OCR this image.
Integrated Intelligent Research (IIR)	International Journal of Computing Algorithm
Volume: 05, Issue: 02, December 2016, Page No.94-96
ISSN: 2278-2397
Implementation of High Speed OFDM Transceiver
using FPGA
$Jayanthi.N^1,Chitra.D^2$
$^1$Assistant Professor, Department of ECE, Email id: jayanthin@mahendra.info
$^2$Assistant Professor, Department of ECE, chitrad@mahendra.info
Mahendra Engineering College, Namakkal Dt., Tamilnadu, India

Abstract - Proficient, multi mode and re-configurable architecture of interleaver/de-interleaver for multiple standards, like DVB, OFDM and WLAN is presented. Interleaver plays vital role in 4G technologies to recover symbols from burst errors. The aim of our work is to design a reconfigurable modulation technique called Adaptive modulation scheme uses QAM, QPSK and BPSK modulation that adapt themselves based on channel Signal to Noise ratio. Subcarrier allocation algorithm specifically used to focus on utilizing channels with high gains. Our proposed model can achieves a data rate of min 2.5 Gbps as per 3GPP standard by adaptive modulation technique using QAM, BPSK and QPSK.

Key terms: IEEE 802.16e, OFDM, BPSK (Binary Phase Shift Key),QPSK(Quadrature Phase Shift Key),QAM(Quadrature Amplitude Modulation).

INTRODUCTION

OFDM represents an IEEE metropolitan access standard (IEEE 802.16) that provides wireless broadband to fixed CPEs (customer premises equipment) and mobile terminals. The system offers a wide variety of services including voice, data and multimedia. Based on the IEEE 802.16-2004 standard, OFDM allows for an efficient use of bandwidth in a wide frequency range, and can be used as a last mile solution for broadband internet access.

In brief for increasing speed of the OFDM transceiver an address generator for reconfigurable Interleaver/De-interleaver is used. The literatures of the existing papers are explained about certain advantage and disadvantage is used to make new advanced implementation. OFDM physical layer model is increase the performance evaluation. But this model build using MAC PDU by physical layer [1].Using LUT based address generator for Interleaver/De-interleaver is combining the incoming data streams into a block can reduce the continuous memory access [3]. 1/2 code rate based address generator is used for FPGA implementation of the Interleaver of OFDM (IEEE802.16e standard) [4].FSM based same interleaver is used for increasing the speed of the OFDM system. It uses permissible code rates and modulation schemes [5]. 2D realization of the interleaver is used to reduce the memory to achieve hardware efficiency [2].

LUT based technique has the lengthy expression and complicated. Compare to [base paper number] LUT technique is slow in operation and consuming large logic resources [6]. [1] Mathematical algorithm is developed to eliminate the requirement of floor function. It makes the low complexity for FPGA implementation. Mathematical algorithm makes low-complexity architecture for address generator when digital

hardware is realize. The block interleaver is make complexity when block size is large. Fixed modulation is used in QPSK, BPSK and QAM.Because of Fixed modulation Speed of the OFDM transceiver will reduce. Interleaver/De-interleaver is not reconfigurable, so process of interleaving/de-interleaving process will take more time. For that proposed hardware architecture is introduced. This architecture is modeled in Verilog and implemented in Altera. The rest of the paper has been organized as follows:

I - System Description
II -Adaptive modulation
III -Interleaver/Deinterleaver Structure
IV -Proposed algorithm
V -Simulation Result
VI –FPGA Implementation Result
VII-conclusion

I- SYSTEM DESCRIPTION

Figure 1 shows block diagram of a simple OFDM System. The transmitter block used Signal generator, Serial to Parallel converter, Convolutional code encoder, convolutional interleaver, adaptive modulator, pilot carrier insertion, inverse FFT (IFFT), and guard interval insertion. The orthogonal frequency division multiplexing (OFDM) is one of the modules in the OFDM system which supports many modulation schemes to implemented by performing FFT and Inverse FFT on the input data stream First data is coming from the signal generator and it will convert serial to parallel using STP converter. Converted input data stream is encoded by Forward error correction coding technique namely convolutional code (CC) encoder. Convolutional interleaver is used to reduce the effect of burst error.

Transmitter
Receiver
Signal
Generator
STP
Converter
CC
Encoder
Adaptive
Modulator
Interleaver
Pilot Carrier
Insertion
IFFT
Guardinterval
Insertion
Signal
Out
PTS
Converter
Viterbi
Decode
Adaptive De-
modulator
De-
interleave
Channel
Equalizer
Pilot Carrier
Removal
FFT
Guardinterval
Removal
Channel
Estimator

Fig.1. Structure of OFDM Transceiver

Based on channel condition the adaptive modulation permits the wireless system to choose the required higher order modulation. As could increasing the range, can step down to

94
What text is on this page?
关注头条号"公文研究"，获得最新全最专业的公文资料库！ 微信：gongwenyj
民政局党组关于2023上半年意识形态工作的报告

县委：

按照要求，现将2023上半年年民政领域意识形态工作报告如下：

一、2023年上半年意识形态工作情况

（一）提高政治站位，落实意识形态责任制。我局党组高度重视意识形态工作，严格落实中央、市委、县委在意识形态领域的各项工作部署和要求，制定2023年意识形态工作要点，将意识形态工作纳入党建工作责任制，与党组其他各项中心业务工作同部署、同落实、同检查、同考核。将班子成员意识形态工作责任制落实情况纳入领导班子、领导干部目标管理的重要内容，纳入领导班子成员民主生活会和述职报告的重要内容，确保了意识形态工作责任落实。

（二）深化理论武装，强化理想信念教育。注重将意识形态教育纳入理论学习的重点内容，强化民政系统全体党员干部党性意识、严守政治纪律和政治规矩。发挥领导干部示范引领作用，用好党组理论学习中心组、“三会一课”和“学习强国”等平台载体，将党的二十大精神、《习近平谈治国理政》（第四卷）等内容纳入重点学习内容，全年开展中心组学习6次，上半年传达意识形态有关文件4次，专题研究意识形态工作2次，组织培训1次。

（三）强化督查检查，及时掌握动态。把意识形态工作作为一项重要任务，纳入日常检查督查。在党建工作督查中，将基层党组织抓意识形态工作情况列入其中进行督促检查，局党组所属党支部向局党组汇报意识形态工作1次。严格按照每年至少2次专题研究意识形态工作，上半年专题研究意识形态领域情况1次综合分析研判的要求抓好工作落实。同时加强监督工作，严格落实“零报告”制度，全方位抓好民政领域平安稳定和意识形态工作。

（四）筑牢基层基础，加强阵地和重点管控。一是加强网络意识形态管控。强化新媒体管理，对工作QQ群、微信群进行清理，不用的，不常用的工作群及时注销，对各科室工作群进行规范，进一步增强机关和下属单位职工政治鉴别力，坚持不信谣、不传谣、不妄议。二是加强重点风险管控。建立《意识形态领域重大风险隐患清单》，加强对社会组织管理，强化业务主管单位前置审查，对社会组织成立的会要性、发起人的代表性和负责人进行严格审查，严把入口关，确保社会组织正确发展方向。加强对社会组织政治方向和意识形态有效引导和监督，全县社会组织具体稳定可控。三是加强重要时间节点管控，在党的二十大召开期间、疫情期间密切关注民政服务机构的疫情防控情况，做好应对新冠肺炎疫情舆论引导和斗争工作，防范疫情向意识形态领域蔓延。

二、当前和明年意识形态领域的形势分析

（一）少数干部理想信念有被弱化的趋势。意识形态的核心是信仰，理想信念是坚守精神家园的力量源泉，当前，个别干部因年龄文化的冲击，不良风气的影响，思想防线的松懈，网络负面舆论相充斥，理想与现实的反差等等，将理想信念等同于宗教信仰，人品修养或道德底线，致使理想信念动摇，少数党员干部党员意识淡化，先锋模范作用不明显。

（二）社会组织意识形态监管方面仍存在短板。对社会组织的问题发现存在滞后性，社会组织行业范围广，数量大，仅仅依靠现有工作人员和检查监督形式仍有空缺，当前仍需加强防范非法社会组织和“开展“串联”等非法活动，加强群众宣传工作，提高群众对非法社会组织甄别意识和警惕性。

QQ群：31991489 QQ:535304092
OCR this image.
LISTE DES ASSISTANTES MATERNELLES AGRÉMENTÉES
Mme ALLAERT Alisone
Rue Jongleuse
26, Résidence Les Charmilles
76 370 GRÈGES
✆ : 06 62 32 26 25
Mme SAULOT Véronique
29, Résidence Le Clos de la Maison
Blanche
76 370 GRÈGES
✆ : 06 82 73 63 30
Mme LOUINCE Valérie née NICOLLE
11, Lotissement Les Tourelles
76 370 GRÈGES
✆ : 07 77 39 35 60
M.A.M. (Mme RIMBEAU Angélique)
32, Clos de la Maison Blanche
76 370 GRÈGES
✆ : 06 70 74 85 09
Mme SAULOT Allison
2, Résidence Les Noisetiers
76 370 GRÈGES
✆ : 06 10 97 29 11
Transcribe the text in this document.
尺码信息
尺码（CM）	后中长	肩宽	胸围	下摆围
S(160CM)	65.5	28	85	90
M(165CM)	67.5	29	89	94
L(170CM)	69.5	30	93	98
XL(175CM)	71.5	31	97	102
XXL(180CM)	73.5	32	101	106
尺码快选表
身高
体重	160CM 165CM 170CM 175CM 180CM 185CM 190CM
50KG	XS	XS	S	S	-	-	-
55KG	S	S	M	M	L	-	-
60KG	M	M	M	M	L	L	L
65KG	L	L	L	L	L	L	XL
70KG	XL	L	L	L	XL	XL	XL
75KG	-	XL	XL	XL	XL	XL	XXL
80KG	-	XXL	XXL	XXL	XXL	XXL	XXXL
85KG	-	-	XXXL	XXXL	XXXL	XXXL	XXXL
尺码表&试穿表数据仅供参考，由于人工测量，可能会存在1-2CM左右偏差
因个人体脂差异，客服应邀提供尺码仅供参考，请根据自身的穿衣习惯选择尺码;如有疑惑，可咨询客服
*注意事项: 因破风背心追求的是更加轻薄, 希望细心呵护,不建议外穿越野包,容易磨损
----
Given request:
Check each line of the records for "Clos" and copy the ones that contain it.

Exercise result:
29, Résidence Le Clos de la Maison
32, Clos de la Maison Blanche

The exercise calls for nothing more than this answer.